:: EXERCISE OBJECTIVE ::
Make an exact copy of the entries below.

:: MATERIALS PROVIDED ::
-- -- --

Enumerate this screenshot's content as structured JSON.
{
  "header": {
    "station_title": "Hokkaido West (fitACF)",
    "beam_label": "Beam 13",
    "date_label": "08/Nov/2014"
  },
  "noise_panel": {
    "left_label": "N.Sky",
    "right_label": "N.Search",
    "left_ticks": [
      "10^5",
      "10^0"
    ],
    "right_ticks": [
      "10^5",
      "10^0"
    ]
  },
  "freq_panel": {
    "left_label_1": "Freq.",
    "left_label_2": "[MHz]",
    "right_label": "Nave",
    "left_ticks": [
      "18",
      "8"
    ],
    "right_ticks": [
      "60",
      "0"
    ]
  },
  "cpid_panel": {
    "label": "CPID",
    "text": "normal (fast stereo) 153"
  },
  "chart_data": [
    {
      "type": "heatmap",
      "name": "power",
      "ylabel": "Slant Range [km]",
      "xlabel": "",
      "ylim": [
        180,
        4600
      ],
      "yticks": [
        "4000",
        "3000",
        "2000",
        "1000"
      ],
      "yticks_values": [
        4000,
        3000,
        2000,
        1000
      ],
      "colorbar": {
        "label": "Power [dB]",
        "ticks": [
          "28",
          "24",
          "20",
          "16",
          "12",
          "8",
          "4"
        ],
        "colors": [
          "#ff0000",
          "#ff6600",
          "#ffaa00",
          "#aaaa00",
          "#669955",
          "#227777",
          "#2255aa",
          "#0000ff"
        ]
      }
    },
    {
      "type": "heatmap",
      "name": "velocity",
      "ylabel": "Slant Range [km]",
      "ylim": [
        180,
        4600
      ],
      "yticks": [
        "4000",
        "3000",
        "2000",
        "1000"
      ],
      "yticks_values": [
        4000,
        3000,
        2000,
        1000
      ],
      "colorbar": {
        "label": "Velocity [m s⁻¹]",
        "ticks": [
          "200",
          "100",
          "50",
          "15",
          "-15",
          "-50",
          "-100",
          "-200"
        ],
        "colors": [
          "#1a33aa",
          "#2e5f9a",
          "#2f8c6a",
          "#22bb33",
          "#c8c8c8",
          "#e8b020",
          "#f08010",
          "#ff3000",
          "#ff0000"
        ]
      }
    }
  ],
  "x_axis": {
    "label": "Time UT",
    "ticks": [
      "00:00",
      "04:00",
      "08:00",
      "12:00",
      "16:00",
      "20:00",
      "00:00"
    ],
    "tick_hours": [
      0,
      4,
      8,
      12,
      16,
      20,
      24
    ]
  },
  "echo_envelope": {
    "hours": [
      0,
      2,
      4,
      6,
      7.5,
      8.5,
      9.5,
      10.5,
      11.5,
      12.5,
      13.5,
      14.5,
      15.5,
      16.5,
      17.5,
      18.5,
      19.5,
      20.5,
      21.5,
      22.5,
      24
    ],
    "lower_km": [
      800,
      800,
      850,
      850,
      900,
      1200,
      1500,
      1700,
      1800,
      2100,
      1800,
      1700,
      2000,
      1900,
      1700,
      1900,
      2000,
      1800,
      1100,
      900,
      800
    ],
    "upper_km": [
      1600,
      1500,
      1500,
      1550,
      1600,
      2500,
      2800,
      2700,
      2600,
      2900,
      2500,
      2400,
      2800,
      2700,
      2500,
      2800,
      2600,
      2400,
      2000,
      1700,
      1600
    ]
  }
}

-- -- --

:: SOLVED EXERCISE ::
Enumerate this screenshot's content as structured JSON.
{
  "header": {
    "station_title": "Hokkaido West (fitACF)",
    "beam_label": "Beam 13",
    "date_label": "08/Nov/2014"
  },
  "noise_panel": {
    "left_label": "N.Sky",
    "right_label": "N.Search",
    "left_ticks": [
      "10^5",
      "10^0"
    ],
    "right_ticks": [
      "10^5",
      "10^0"
    ]
  },
  "freq_panel": {
    "left_label_1": "Freq.",
    "left_label_2": "[MHz]",
    "right_label": "Nave",
    "left_ticks": [
      "18",
      "8"
    ],
    "right_ticks": [
      "60",
      "0"
    ]
  },
  "cpid_panel": {
    "label": "CPID",
    "text": "normal (fast stereo) 153"
  },
  "chart_data": [
    {
      "type": "heatmap",
      "name": "power",
      "ylabel": "Slant Range [km]",
      "xlabel": "",
      "ylim": [
        180,
        4600
      ],
      "yticks": [
        "4000",
        "3000",
        "2000",
        "1000"
      ],
      "yticks_values": [
        4000,
        3000,
        2000,
        1000
      ],
      "colorbar": {
        "label": "Power [dB]",
        "ticks": [
          "28",
          "24",
          "20",
          "16",
          "12",
          "8",
          "4"
        ],
        "colors": [
          "#ff0000",
          "#ff6600",
          "#ffaa00",
          "#aaaa00",
          "#669955",
          "#227777",
          "#2255aa",
          "#0000ff"
        ]
      }
    },
    {
      "type": "heatmap",
      "name": "velocity",
      "ylabel": "Slant Range [km]",
      "ylim": [
        180,
        4600
      ],
      "yticks": [
        "4000",
        "3000",
        "2000",
        "1000"
      ],
      "yticks_values": [
        4000,
        3000,
        2000,
        1000
      ],
      "colorbar": {
        "label": "Velocity [m s⁻¹]",
        "ticks": [
          "200",
          "100",
          "50",
          "15",
          "-15",
          "-50",
          "-100",
          "-200"
        ],
        "colors": [
          "#1a33aa",
          "#2e5f9a",
          "#2f8c6a",
          "#22bb33",
          "#c8c8c8",
          "#e8b020",
          "#f08010",
          "#ff3000",
          "#ff0000"
        ]
      }
    }
  ],
  "x_axis": {
    "label": "Time UT",
    "ticks": [
      "00:00",
      "04:00",
      "08:00",
      "12:00",
      "16:00",
      "20:00",
      "00:00"
    ],
    "tick_hours": [
      0,
      4,
      8,
      12,
      16,
      20,
      24
    ]
  },
  "echo_envelope": {
    "hours": [
      0,
      2,
      4,
      6,
      7.5,
      8.5,
      9.5,
      10.5,
      11.5,
      12.5,
      13.5,
      14.5,
      15.5,
      16.5,
      17.5,
      18.5,
      19.5,
      20.5,
      21.5,
      22.5,
      24
    ],
    "lower_km": [
      800,
      800,
      850,
      850,
      900,
      1200,
      1500,
      1700,
      1800,
      2100,
      1800,
      1700,
      2000,
      1900,
      1700,
      1900,
      2000,
      1800,
      1100,
      900,
      800
    ],
    "upper_km": [
      1600,
      1500,
      1500,
      1550,
      1600,
      2500,
      2800,
      2700,
      2600,
      2900,
      2500,
      2400,
      2800,
      2700,
      2500,
      2800,
      2600,
      2400,
      2000,
      1700,
      1600
    ]
  }
}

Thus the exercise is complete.